Data listing:
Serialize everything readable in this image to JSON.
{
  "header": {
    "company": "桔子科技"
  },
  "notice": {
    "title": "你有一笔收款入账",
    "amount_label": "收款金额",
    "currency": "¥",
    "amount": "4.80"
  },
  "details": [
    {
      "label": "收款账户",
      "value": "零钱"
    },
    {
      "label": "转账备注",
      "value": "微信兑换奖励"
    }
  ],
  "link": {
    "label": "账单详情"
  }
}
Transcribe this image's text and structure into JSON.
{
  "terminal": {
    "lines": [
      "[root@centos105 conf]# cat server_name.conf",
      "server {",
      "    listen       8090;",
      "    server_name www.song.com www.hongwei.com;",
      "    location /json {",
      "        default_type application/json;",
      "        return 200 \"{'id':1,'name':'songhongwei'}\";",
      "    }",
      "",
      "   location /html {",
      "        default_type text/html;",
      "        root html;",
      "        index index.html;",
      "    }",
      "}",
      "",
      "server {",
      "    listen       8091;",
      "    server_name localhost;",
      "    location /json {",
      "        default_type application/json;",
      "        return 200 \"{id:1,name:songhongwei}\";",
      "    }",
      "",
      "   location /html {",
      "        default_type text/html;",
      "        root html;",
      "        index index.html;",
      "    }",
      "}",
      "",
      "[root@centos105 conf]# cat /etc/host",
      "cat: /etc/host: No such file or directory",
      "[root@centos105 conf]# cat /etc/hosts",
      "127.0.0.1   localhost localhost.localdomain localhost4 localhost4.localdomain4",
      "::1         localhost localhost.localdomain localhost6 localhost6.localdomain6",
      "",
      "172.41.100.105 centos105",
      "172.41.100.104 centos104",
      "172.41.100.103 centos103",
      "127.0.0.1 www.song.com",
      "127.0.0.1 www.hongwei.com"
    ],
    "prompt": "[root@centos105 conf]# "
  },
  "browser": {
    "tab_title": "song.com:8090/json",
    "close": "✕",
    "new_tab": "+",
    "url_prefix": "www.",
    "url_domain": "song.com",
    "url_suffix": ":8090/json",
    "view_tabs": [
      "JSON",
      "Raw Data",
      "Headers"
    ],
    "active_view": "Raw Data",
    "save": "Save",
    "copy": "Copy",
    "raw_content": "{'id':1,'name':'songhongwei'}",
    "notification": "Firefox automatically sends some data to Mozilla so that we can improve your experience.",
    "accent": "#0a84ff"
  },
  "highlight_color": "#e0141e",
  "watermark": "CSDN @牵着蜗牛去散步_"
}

### WORK INSTRUCTIONS
Take the data above and return it exactly.

### WRITTEN SOLUTION
Serialize everything readable in this image to JSON.
{
  "header": {
    "company": "桔子科技"
  },
  "notice": {
    "title": "你有一笔收款入账",
    "amount_label": "收款金额",
    "currency": "¥",
    "amount": "4.80"
  },
  "details": [
    {
      "label": "收款账户",
      "value": "零钱"
    },
    {
      "label": "转账备注",
      "value": "微信兑换奖励"
    }
  ],
  "link": {
    "label": "账单详情"
  }
}
Transcribe this image's text and structure into JSON.
{
  "terminal": {
    "lines": [
      "[root@centos105 conf]# cat server_name.conf",
      "server {",
      "    listen       8090;",
      "    server_name www.song.com www.hongwei.com;",
      "    location /json {",
      "        default_type application/json;",
      "        return 200 \"{'id':1,'name':'songhongwei'}\";",
      "    }",
      "",
      "   location /html {",
      "        default_type text/html;",
      "        root html;",
      "        index index.html;",
      "    }",
      "}",
      "",
      "server {",
      "    listen       8091;",
      "    server_name localhost;",
      "    location /json {",
      "        default_type application/json;",
      "        return 200 \"{id:1,name:songhongwei}\";",
      "    }",
      "",
      "   location /html {",
      "        default_type text/html;",
      "        root html;",
      "        index index.html;",
      "    }",
      "}",
      "",
      "[root@centos105 conf]# cat /etc/host",
      "cat: /etc/host: No such file or directory",
      "[root@centos105 conf]# cat /etc/hosts",
      "127.0.0.1   localhost localhost.localdomain localhost4 localhost4.localdomain4",
      "::1         localhost localhost.localdomain localhost6 localhost6.localdomain6",
      "",
      "172.41.100.105 centos105",
      "172.41.100.104 centos104",
      "172.41.100.103 centos103",
      "127.0.0.1 www.song.com",
      "127.0.0.1 www.hongwei.com"
    ],
    "prompt": "[root@centos105 conf]# "
  },
  "browser": {
    "tab_title": "song.com:8090/json",
    "close": "✕",
    "new_tab": "+",
    "url_prefix": "www.",
    "url_domain": "song.com",
    "url_suffix": ":8090/json",
    "view_tabs": [
      "JSON",
      "Raw Data",
      "Headers"
    ],
    "active_view": "Raw Data",
    "save": "Save",
    "copy": "Copy",
    "raw_content": "{'id':1,'name':'songhongwei'}",
    "notification": "Firefox automatically sends some data to Mozilla so that we can improve your experience.",
    "accent": "#0a84ff"
  },
  "highlight_color": "#e0141e",
  "watermark": "CSDN @牵着蜗牛去散步_"
}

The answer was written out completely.